# Exercise objective:
Every line below should be copied exactly; drop the pictures.

● ● ● ●

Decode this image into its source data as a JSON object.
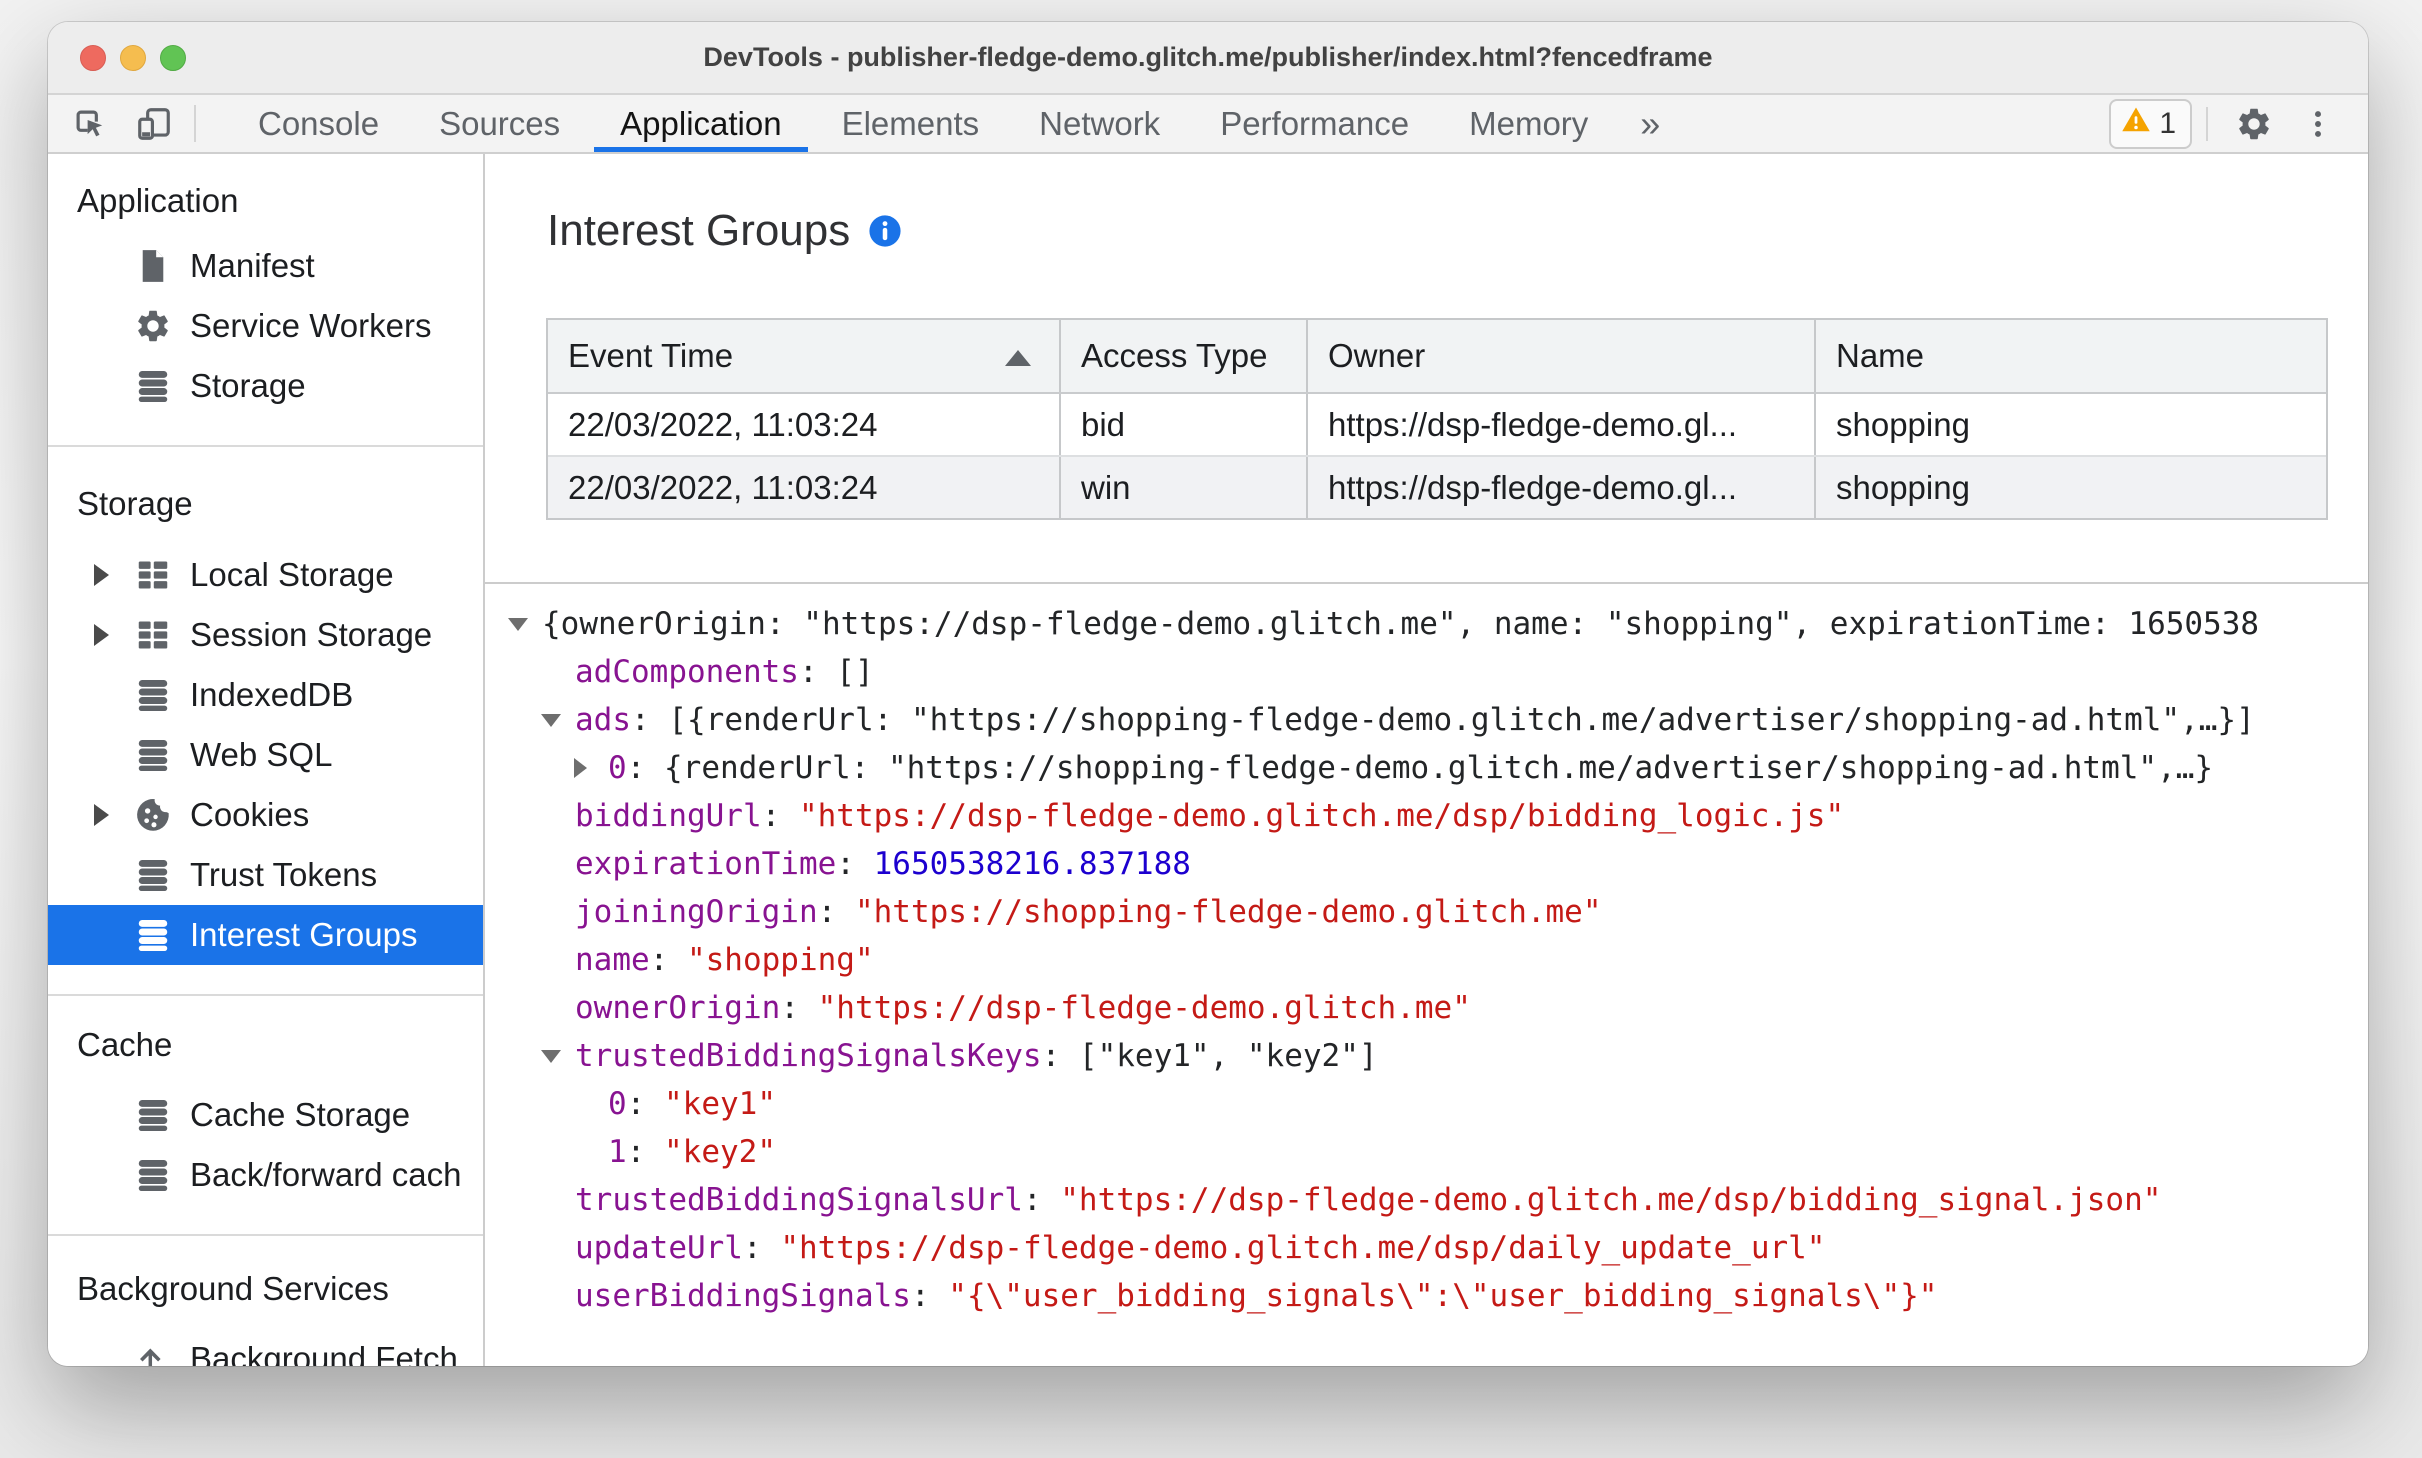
{
  "window": {
    "title": "DevTools - publisher-fledge-demo.glitch.me/publisher/index.html?fencedframe"
  },
  "toolbar": {
    "tabs": [
      "Console",
      "Sources",
      "Application",
      "Elements",
      "Network",
      "Performance",
      "Memory"
    ],
    "active_tab": "Application",
    "more_tabs_label": "»",
    "warning_count": "1"
  },
  "sidebar": {
    "sections": [
      {
        "title": "Application",
        "items": [
          {
            "label": "Manifest",
            "icon": "document-icon",
            "expandable": false
          },
          {
            "label": "Service Workers",
            "icon": "gear-icon",
            "expandable": false
          },
          {
            "label": "Storage",
            "icon": "database-icon",
            "expandable": false
          }
        ]
      },
      {
        "title": "Storage",
        "items": [
          {
            "label": "Local Storage",
            "icon": "grid-icon",
            "expandable": true
          },
          {
            "label": "Session Storage",
            "icon": "grid-icon",
            "expandable": true
          },
          {
            "label": "IndexedDB",
            "icon": "database-icon",
            "expandable": false
          },
          {
            "label": "Web SQL",
            "icon": "database-icon",
            "expandable": false
          },
          {
            "label": "Cookies",
            "icon": "cookie-icon",
            "expandable": true
          },
          {
            "label": "Trust Tokens",
            "icon": "database-icon",
            "expandable": false
          },
          {
            "label": "Interest Groups",
            "icon": "database-icon",
            "expandable": false,
            "selected": true
          }
        ]
      },
      {
        "title": "Cache",
        "items": [
          {
            "label": "Cache Storage",
            "icon": "database-icon",
            "expandable": false
          },
          {
            "label": "Back/forward cach",
            "icon": "database-icon",
            "expandable": false
          }
        ]
      },
      {
        "title": "Background Services",
        "items": [
          {
            "label": "Background Fetch",
            "icon": "fetch-icon",
            "expandable": false
          }
        ]
      }
    ]
  },
  "main": {
    "title": "Interest Groups",
    "table": {
      "columns": [
        "Event Time",
        "Access Type",
        "Owner",
        "Name"
      ],
      "sorted_column": "Event Time",
      "sort_direction": "asc",
      "rows": [
        [
          "22/03/2022, 11:03:24",
          "bid",
          "https://dsp-fledge-demo.gl...",
          "shopping"
        ],
        [
          "22/03/2022, 11:03:24",
          "win",
          "https://dsp-fledge-demo.gl...",
          "shopping"
        ]
      ]
    },
    "tree": {
      "rows": [
        {
          "indent": 0,
          "arrow": "down",
          "key": "",
          "value": "{ownerOrigin: \"https://dsp-fledge-demo.glitch.me\", name: \"shopping\", expirationTime: 1650538",
          "type": "preview"
        },
        {
          "indent": 1,
          "arrow": "",
          "key": "adComponents",
          "value": "[]",
          "type": "preview"
        },
        {
          "indent": 1,
          "arrow": "down",
          "key": "ads",
          "value": "[{renderUrl: \"https://shopping-fledge-demo.glitch.me/advertiser/shopping-ad.html\",…}]",
          "type": "preview"
        },
        {
          "indent": 2,
          "arrow": "right",
          "key": "0",
          "value": "{renderUrl: \"https://shopping-fledge-demo.glitch.me/advertiser/shopping-ad.html\",…}",
          "type": "preview"
        },
        {
          "indent": 1,
          "arrow": "",
          "key": "biddingUrl",
          "value": "\"https://dsp-fledge-demo.glitch.me/dsp/bidding_logic.js\"",
          "type": "string"
        },
        {
          "indent": 1,
          "arrow": "",
          "key": "expirationTime",
          "value": "1650538216.837188",
          "type": "number"
        },
        {
          "indent": 1,
          "arrow": "",
          "key": "joiningOrigin",
          "value": "\"https://shopping-fledge-demo.glitch.me\"",
          "type": "string"
        },
        {
          "indent": 1,
          "arrow": "",
          "key": "name",
          "value": "\"shopping\"",
          "type": "string"
        },
        {
          "indent": 1,
          "arrow": "",
          "key": "ownerOrigin",
          "value": "\"https://dsp-fledge-demo.glitch.me\"",
          "type": "string"
        },
        {
          "indent": 1,
          "arrow": "down",
          "key": "trustedBiddingSignalsKeys",
          "value": "[\"key1\", \"key2\"]",
          "type": "preview"
        },
        {
          "indent": 2,
          "arrow": "",
          "key": "0",
          "value": "\"key1\"",
          "type": "string"
        },
        {
          "indent": 2,
          "arrow": "",
          "key": "1",
          "value": "\"key2\"",
          "type": "string"
        },
        {
          "indent": 1,
          "arrow": "",
          "key": "trustedBiddingSignalsUrl",
          "value": "\"https://dsp-fledge-demo.glitch.me/dsp/bidding_signal.json\"",
          "type": "string"
        },
        {
          "indent": 1,
          "arrow": "",
          "key": "updateUrl",
          "value": "\"https://dsp-fledge-demo.glitch.me/dsp/daily_update_url\"",
          "type": "string"
        },
        {
          "indent": 1,
          "arrow": "",
          "key": "userBiddingSignals",
          "value": "\"{\\\"user_bidding_signals\\\":\\\"user_bidding_signals\\\"}\"",
          "type": "string"
        }
      ]
    }
  },
  "colors": {
    "accent": "#1a73e8",
    "key_purple": "#881391",
    "string_red": "#c41a16",
    "number_blue": "#1c00cf",
    "warning_amber": "#f5a300"
  }
}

● ● ● ●

# Exercise solution:
Decode this image into its source data as a JSON object.
{
  "window": {
    "title": "DevTools - publisher-fledge-demo.glitch.me/publisher/index.html?fencedframe"
  },
  "toolbar": {
    "tabs": [
      "Console",
      "Sources",
      "Application",
      "Elements",
      "Network",
      "Performance",
      "Memory"
    ],
    "active_tab": "Application",
    "more_tabs_label": "»",
    "warning_count": "1"
  },
  "sidebar": {
    "sections": [
      {
        "title": "Application",
        "items": [
          {
            "label": "Manifest",
            "icon": "document-icon",
            "expandable": false
          },
          {
            "label": "Service Workers",
            "icon": "gear-icon",
            "expandable": false
          },
          {
            "label": "Storage",
            "icon": "database-icon",
            "expandable": false
          }
        ]
      },
      {
        "title": "Storage",
        "items": [
          {
            "label": "Local Storage",
            "icon": "grid-icon",
            "expandable": true
          },
          {
            "label": "Session Storage",
            "icon": "grid-icon",
            "expandable": true
          },
          {
            "label": "IndexedDB",
            "icon": "database-icon",
            "expandable": false
          },
          {
            "label": "Web SQL",
            "icon": "database-icon",
            "expandable": false
          },
          {
            "label": "Cookies",
            "icon": "cookie-icon",
            "expandable": true
          },
          {
            "label": "Trust Tokens",
            "icon": "database-icon",
            "expandable": false
          },
          {
            "label": "Interest Groups",
            "icon": "database-icon",
            "expandable": false,
            "selected": true
          }
        ]
      },
      {
        "title": "Cache",
        "items": [
          {
            "label": "Cache Storage",
            "icon": "database-icon",
            "expandable": false
          },
          {
            "label": "Back/forward cach",
            "icon": "database-icon",
            "expandable": false
          }
        ]
      },
      {
        "title": "Background Services",
        "items": [
          {
            "label": "Background Fetch",
            "icon": "fetch-icon",
            "expandable": false
          }
        ]
      }
    ]
  },
  "main": {
    "title": "Interest Groups",
    "table": {
      "columns": [
        "Event Time",
        "Access Type",
        "Owner",
        "Name"
      ],
      "sorted_column": "Event Time",
      "sort_direction": "asc",
      "rows": [
        [
          "22/03/2022, 11:03:24",
          "bid",
          "https://dsp-fledge-demo.gl...",
          "shopping"
        ],
        [
          "22/03/2022, 11:03:24",
          "win",
          "https://dsp-fledge-demo.gl...",
          "shopping"
        ]
      ]
    },
    "tree": {
      "rows": [
        {
          "indent": 0,
          "arrow": "down",
          "key": "",
          "value": "{ownerOrigin: \"https://dsp-fledge-demo.glitch.me\", name: \"shopping\", expirationTime: 1650538",
          "type": "preview"
        },
        {
          "indent": 1,
          "arrow": "",
          "key": "adComponents",
          "value": "[]",
          "type": "preview"
        },
        {
          "indent": 1,
          "arrow": "down",
          "key": "ads",
          "value": "[{renderUrl: \"https://shopping-fledge-demo.glitch.me/advertiser/shopping-ad.html\",…}]",
          "type": "preview"
        },
        {
          "indent": 2,
          "arrow": "right",
          "key": "0",
          "value": "{renderUrl: \"https://shopping-fledge-demo.glitch.me/advertiser/shopping-ad.html\",…}",
          "type": "preview"
        },
        {
          "indent": 1,
          "arrow": "",
          "key": "biddingUrl",
          "value": "\"https://dsp-fledge-demo.glitch.me/dsp/bidding_logic.js\"",
          "type": "string"
        },
        {
          "indent": 1,
          "arrow": "",
          "key": "expirationTime",
          "value": "1650538216.837188",
          "type": "number"
        },
        {
          "indent": 1,
          "arrow": "",
          "key": "joiningOrigin",
          "value": "\"https://shopping-fledge-demo.glitch.me\"",
          "type": "string"
        },
        {
          "indent": 1,
          "arrow": "",
          "key": "name",
          "value": "\"shopping\"",
          "type": "string"
        },
        {
          "indent": 1,
          "arrow": "",
          "key": "ownerOrigin",
          "value": "\"https://dsp-fledge-demo.glitch.me\"",
          "type": "string"
        },
        {
          "indent": 1,
          "arrow": "down",
          "key": "trustedBiddingSignalsKeys",
          "value": "[\"key1\", \"key2\"]",
          "type": "preview"
        },
        {
          "indent": 2,
          "arrow": "",
          "key": "0",
          "value": "\"key1\"",
          "type": "string"
        },
        {
          "indent": 2,
          "arrow": "",
          "key": "1",
          "value": "\"key2\"",
          "type": "string"
        },
        {
          "indent": 1,
          "arrow": "",
          "key": "trustedBiddingSignalsUrl",
          "value": "\"https://dsp-fledge-demo.glitch.me/dsp/bidding_signal.json\"",
          "type": "string"
        },
        {
          "indent": 1,
          "arrow": "",
          "key": "updateUrl",
          "value": "\"https://dsp-fledge-demo.glitch.me/dsp/daily_update_url\"",
          "type": "string"
        },
        {
          "indent": 1,
          "arrow": "",
          "key": "userBiddingSignals",
          "value": "\"{\\\"user_bidding_signals\\\":\\\"user_bidding_signals\\\"}\"",
          "type": "string"
        }
      ]
    }
  },
  "colors": {
    "accent": "#1a73e8",
    "key_purple": "#881391",
    "string_red": "#c41a16",
    "number_blue": "#1c00cf",
    "warning_amber": "#f5a300"
  }
}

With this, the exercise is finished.